((

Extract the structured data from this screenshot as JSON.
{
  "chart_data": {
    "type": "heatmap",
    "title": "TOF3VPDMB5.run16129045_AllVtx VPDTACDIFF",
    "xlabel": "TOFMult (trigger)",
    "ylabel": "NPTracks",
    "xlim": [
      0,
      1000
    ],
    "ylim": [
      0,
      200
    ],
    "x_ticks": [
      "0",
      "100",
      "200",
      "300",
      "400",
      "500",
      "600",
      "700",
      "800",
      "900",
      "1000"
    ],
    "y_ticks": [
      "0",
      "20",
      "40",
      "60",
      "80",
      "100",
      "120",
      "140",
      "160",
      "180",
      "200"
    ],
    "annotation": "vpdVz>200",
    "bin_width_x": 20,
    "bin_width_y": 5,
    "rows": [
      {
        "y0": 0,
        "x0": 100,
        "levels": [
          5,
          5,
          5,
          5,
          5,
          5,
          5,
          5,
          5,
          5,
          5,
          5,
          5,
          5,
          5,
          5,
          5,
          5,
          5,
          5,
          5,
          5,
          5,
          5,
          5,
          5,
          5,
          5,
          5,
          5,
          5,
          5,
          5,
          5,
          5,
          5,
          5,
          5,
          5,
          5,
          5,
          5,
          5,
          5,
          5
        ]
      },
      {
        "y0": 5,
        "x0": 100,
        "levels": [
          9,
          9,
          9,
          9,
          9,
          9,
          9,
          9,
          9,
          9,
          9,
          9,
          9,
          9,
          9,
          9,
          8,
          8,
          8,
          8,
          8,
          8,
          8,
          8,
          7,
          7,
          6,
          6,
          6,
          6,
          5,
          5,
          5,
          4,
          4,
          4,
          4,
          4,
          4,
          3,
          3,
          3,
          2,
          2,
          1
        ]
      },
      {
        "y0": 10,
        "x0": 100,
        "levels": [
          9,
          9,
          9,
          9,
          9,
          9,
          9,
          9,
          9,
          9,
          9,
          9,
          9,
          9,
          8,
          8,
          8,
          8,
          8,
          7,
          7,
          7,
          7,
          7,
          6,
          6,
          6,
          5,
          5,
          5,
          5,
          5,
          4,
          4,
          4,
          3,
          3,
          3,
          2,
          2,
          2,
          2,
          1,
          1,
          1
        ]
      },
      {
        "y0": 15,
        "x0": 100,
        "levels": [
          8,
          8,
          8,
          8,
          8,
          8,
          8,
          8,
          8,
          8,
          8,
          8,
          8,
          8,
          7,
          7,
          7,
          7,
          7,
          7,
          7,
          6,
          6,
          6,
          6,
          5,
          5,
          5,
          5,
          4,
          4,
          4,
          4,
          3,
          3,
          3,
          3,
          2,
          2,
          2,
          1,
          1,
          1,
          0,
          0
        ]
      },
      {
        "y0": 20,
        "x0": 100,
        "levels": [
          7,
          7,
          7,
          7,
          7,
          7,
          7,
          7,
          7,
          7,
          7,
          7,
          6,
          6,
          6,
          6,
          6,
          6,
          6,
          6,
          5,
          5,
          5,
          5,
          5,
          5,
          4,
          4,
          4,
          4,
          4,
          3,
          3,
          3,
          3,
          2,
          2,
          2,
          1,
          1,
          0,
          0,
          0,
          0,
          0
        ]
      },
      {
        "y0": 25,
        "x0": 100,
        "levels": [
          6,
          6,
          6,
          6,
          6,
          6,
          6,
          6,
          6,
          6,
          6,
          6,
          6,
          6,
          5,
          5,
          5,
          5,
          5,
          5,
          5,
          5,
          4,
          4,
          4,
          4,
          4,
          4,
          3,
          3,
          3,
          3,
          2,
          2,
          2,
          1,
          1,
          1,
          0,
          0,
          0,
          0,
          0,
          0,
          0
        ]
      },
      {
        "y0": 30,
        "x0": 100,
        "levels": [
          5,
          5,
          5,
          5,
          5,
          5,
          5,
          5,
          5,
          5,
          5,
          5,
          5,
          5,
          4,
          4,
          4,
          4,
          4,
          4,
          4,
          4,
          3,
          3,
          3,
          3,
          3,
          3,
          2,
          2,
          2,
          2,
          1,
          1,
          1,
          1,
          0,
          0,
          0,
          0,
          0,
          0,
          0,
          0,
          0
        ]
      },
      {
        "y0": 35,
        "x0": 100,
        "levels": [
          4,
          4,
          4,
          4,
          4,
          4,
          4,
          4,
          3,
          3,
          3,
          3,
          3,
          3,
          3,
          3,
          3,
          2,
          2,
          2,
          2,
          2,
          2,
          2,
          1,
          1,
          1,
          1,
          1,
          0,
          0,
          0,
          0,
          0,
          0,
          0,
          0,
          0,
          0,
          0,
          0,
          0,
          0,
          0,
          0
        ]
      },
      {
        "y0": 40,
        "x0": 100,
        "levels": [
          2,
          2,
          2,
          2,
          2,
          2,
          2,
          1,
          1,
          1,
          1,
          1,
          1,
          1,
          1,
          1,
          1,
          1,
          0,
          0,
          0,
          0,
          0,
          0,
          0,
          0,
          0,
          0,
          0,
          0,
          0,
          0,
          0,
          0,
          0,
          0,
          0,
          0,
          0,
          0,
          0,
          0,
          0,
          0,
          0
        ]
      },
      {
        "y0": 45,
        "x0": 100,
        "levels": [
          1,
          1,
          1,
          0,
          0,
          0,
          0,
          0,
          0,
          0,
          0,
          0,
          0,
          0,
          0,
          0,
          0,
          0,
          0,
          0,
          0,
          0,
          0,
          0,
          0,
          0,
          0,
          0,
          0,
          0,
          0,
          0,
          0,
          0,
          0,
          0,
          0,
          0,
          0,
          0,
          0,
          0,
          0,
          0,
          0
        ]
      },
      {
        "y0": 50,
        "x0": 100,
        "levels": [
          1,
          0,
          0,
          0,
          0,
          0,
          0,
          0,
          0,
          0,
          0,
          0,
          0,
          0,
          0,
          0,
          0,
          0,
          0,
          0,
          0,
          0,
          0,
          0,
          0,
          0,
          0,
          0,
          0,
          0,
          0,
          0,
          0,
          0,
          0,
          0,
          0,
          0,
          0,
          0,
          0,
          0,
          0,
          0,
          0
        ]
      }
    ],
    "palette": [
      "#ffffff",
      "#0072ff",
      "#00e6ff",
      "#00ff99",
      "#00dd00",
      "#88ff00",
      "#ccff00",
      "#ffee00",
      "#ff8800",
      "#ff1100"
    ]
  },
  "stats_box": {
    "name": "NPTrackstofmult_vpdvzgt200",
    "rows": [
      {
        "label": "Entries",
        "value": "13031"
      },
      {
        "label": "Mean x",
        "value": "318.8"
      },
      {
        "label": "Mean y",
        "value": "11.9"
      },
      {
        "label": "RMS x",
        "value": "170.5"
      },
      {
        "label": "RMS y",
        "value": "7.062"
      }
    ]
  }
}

))

#### [Aim]
Reproduce the entries above in full by retyping them exactly.

#### [Response below]
Extract the structured data from this screenshot as JSON.
{
  "chart_data": {
    "type": "heatmap",
    "title": "TOF3VPDMB5.run16129045_AllVtx VPDTACDIFF",
    "xlabel": "TOFMult (trigger)",
    "ylabel": "NPTracks",
    "xlim": [
      0,
      1000
    ],
    "ylim": [
      0,
      200
    ],
    "x_ticks": [
      "0",
      "100",
      "200",
      "300",
      "400",
      "500",
      "600",
      "700",
      "800",
      "900",
      "1000"
    ],
    "y_ticks": [
      "0",
      "20",
      "40",
      "60",
      "80",
      "100",
      "120",
      "140",
      "160",
      "180",
      "200"
    ],
    "annotation": "vpdVz>200",
    "bin_width_x": 20,
    "bin_width_y": 5,
    "rows": [
      {
        "y0": 0,
        "x0": 100,
        "levels": [
          5,
          5,
          5,
          5,
          5,
          5,
          5,
          5,
          5,
          5,
          5,
          5,
          5,
          5,
          5,
          5,
          5,
          5,
          5,
          5,
          5,
          5,
          5,
          5,
          5,
          5,
          5,
          5,
          5,
          5,
          5,
          5,
          5,
          5,
          5,
          5,
          5,
          5,
          5,
          5,
          5,
          5,
          5,
          5,
          5
        ]
      },
      {
        "y0": 5,
        "x0": 100,
        "levels": [
          9,
          9,
          9,
          9,
          9,
          9,
          9,
          9,
          9,
          9,
          9,
          9,
          9,
          9,
          9,
          9,
          8,
          8,
          8,
          8,
          8,
          8,
          8,
          8,
          7,
          7,
          6,
          6,
          6,
          6,
          5,
          5,
          5,
          4,
          4,
          4,
          4,
          4,
          4,
          3,
          3,
          3,
          2,
          2,
          1
        ]
      },
      {
        "y0": 10,
        "x0": 100,
        "levels": [
          9,
          9,
          9,
          9,
          9,
          9,
          9,
          9,
          9,
          9,
          9,
          9,
          9,
          9,
          8,
          8,
          8,
          8,
          8,
          7,
          7,
          7,
          7,
          7,
          6,
          6,
          6,
          5,
          5,
          5,
          5,
          5,
          4,
          4,
          4,
          3,
          3,
          3,
          2,
          2,
          2,
          2,
          1,
          1,
          1
        ]
      },
      {
        "y0": 15,
        "x0": 100,
        "levels": [
          8,
          8,
          8,
          8,
          8,
          8,
          8,
          8,
          8,
          8,
          8,
          8,
          8,
          8,
          7,
          7,
          7,
          7,
          7,
          7,
          7,
          6,
          6,
          6,
          6,
          5,
          5,
          5,
          5,
          4,
          4,
          4,
          4,
          3,
          3,
          3,
          3,
          2,
          2,
          2,
          1,
          1,
          1,
          0,
          0
        ]
      },
      {
        "y0": 20,
        "x0": 100,
        "levels": [
          7,
          7,
          7,
          7,
          7,
          7,
          7,
          7,
          7,
          7,
          7,
          7,
          6,
          6,
          6,
          6,
          6,
          6,
          6,
          6,
          5,
          5,
          5,
          5,
          5,
          5,
          4,
          4,
          4,
          4,
          4,
          3,
          3,
          3,
          3,
          2,
          2,
          2,
          1,
          1,
          0,
          0,
          0,
          0,
          0
        ]
      },
      {
        "y0": 25,
        "x0": 100,
        "levels": [
          6,
          6,
          6,
          6,
          6,
          6,
          6,
          6,
          6,
          6,
          6,
          6,
          6,
          6,
          5,
          5,
          5,
          5,
          5,
          5,
          5,
          5,
          4,
          4,
          4,
          4,
          4,
          4,
          3,
          3,
          3,
          3,
          2,
          2,
          2,
          1,
          1,
          1,
          0,
          0,
          0,
          0,
          0,
          0,
          0
        ]
      },
      {
        "y0": 30,
        "x0": 100,
        "levels": [
          5,
          5,
          5,
          5,
          5,
          5,
          5,
          5,
          5,
          5,
          5,
          5,
          5,
          5,
          4,
          4,
          4,
          4,
          4,
          4,
          4,
          4,
          3,
          3,
          3,
          3,
          3,
          3,
          2,
          2,
          2,
          2,
          1,
          1,
          1,
          1,
          0,
          0,
          0,
          0,
          0,
          0,
          0,
          0,
          0
        ]
      },
      {
        "y0": 35,
        "x0": 100,
        "levels": [
          4,
          4,
          4,
          4,
          4,
          4,
          4,
          4,
          3,
          3,
          3,
          3,
          3,
          3,
          3,
          3,
          3,
          2,
          2,
          2,
          2,
          2,
          2,
          2,
          1,
          1,
          1,
          1,
          1,
          0,
          0,
          0,
          0,
          0,
          0,
          0,
          0,
          0,
          0,
          0,
          0,
          0,
          0,
          0,
          0
        ]
      },
      {
        "y0": 40,
        "x0": 100,
        "levels": [
          2,
          2,
          2,
          2,
          2,
          2,
          2,
          1,
          1,
          1,
          1,
          1,
          1,
          1,
          1,
          1,
          1,
          1,
          0,
          0,
          0,
          0,
          0,
          0,
          0,
          0,
          0,
          0,
          0,
          0,
          0,
          0,
          0,
          0,
          0,
          0,
          0,
          0,
          0,
          0,
          0,
          0,
          0,
          0,
          0
        ]
      },
      {
        "y0": 45,
        "x0": 100,
        "levels": [
          1,
          1,
          1,
          0,
          0,
          0,
          0,
          0,
          0,
          0,
          0,
          0,
          0,
          0,
          0,
          0,
          0,
          0,
          0,
          0,
          0,
          0,
          0,
          0,
          0,
          0,
          0,
          0,
          0,
          0,
          0,
          0,
          0,
          0,
          0,
          0,
          0,
          0,
          0,
          0,
          0,
          0,
          0,
          0,
          0
        ]
      },
      {
        "y0": 50,
        "x0": 100,
        "levels": [
          1,
          0,
          0,
          0,
          0,
          0,
          0,
          0,
          0,
          0,
          0,
          0,
          0,
          0,
          0,
          0,
          0,
          0,
          0,
          0,
          0,
          0,
          0,
          0,
          0,
          0,
          0,
          0,
          0,
          0,
          0,
          0,
          0,
          0,
          0,
          0,
          0,
          0,
          0,
          0,
          0,
          0,
          0,
          0,
          0
        ]
      }
    ],
    "palette": [
      "#ffffff",
      "#0072ff",
      "#00e6ff",
      "#00ff99",
      "#00dd00",
      "#88ff00",
      "#ccff00",
      "#ffee00",
      "#ff8800",
      "#ff1100"
    ]
  },
  "stats_box": {
    "name": "NPTrackstofmult_vpdvzgt200",
    "rows": [
      {
        "label": "Entries",
        "value": "13031"
      },
      {
        "label": "Mean x",
        "value": "318.8"
      },
      {
        "label": "Mean y",
        "value": "11.9"
      },
      {
        "label": "RMS x",
        "value": "170.5"
      },
      {
        "label": "RMS y",
        "value": "7.062"
      }
    ]
  }
}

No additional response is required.